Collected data
=======

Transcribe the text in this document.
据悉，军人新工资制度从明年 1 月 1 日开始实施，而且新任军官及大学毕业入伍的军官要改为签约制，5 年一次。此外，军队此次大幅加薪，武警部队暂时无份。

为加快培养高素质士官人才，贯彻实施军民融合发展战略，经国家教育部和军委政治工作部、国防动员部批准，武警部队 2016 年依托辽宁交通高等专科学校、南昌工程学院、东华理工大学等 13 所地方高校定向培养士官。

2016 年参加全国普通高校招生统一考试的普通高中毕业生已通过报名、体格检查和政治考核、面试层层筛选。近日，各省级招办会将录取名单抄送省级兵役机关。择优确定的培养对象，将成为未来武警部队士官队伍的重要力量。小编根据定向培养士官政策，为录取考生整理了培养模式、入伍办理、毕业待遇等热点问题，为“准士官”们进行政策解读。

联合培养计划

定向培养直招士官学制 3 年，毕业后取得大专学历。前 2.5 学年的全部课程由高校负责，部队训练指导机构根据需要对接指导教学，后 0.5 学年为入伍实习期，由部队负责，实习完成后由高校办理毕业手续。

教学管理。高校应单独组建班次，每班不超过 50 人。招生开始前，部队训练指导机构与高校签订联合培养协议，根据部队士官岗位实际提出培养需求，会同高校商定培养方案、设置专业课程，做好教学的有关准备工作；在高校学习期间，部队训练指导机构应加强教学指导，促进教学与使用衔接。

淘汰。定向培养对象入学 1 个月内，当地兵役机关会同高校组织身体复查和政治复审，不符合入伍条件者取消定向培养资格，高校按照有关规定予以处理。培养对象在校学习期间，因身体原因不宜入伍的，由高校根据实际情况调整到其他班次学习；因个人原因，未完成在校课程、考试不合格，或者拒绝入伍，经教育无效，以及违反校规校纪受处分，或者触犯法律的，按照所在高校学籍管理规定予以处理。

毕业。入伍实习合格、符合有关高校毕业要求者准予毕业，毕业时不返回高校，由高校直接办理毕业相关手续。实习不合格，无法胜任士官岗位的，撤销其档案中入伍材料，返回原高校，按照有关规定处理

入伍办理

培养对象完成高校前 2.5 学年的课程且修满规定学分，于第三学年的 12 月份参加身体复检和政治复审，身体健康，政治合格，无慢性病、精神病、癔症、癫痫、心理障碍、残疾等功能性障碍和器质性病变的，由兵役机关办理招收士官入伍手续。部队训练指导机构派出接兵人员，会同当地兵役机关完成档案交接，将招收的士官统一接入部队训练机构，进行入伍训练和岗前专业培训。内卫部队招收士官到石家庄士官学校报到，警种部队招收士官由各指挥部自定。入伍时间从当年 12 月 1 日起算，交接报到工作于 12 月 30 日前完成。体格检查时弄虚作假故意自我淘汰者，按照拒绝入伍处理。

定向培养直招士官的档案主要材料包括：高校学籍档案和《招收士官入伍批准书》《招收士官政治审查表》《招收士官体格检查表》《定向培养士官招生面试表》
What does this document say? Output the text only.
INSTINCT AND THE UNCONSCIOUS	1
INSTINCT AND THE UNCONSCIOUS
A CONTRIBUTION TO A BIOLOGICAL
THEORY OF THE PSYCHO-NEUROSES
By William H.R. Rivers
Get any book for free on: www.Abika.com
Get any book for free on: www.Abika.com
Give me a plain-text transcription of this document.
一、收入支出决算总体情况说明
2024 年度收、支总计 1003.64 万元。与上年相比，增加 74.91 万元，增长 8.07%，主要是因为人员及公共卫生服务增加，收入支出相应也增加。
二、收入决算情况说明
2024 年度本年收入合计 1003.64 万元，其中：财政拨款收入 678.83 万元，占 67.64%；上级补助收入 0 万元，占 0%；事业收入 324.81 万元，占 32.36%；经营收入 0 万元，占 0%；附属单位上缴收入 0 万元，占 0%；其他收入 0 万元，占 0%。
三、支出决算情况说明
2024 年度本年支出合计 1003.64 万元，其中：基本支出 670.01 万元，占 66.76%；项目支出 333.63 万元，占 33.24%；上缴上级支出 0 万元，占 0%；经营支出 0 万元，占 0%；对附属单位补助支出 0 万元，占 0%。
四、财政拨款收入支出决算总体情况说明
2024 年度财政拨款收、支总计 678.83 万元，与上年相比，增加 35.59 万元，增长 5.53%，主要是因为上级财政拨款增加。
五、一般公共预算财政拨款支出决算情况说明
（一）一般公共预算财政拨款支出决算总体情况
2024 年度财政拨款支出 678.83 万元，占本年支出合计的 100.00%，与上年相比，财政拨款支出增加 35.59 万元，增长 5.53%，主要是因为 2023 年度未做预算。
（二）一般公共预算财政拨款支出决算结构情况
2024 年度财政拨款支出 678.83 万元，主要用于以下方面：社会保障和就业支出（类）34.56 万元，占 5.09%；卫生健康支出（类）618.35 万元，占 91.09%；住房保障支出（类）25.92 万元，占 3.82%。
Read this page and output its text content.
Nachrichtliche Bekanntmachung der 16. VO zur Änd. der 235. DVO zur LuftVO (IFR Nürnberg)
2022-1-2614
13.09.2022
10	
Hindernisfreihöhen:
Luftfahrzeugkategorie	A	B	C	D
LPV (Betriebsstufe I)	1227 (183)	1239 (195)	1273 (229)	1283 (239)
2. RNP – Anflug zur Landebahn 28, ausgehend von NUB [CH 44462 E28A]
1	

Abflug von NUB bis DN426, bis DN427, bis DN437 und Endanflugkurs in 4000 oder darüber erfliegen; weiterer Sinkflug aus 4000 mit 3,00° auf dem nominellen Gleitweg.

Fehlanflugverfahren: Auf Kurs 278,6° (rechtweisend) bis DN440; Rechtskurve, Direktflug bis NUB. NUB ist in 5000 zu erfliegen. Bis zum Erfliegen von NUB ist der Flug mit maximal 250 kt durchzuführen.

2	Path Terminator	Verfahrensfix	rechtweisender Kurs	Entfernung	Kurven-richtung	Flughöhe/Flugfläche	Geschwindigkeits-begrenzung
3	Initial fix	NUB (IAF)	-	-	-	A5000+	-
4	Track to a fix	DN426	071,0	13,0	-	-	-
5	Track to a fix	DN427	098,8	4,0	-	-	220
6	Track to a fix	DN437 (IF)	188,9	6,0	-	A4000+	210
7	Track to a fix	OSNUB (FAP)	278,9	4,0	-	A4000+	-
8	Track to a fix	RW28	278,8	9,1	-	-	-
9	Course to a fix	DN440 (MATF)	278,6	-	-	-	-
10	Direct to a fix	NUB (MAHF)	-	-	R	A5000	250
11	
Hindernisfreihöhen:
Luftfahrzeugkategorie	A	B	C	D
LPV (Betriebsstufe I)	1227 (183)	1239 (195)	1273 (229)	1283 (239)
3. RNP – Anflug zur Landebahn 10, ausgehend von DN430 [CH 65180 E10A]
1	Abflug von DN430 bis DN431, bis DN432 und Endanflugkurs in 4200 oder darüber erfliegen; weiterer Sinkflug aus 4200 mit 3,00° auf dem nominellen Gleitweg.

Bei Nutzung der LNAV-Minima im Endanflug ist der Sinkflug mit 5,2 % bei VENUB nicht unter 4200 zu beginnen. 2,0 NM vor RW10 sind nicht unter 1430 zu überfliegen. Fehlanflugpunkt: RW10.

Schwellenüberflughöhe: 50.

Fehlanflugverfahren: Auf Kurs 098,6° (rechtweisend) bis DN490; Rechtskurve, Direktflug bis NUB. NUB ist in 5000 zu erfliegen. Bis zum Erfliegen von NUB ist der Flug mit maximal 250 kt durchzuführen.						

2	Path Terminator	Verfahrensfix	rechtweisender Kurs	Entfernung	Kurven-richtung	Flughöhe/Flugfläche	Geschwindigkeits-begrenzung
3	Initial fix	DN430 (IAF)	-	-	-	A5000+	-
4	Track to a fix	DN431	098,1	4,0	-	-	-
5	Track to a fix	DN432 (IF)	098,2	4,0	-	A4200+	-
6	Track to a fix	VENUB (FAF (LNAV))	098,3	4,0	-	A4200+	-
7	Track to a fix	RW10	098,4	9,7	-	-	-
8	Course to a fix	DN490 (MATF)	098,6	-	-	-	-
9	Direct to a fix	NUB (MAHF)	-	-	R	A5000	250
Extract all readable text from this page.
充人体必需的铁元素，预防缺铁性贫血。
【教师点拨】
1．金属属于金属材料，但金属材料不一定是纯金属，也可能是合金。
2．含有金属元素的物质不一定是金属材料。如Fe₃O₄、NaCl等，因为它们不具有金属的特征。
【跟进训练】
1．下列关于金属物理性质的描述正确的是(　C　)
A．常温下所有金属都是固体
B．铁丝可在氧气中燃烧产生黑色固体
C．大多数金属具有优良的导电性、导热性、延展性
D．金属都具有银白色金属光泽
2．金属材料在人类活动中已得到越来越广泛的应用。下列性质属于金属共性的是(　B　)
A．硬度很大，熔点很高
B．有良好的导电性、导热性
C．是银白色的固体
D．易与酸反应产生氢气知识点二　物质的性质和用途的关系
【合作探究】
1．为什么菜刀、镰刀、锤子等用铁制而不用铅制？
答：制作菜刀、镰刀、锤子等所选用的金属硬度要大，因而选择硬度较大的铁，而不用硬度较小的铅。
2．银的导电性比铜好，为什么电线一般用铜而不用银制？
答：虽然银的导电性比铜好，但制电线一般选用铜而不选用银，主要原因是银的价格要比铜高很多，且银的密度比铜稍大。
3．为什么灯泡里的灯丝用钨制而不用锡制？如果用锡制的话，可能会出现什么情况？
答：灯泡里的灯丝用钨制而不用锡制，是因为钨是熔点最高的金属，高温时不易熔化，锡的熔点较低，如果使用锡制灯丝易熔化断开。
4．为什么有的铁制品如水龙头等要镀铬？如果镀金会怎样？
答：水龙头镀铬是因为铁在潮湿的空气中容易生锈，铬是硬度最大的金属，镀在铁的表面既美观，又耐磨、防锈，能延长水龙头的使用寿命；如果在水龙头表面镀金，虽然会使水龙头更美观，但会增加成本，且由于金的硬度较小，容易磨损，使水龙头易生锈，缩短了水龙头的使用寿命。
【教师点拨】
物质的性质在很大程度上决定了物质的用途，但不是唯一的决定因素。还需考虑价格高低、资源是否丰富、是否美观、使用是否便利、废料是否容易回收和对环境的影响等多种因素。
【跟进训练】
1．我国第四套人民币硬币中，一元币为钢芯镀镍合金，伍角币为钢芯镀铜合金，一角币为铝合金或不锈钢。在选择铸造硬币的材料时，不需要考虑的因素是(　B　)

=======

Exercise details
Search the material above for "MATF". Pull out each line where it shows up.

Problem solution
9	Course to a fix	DN440 (MATF)	278,6	-	-	-	-
8	Course to a fix	DN490 (MATF)	098,6	-	-	-	-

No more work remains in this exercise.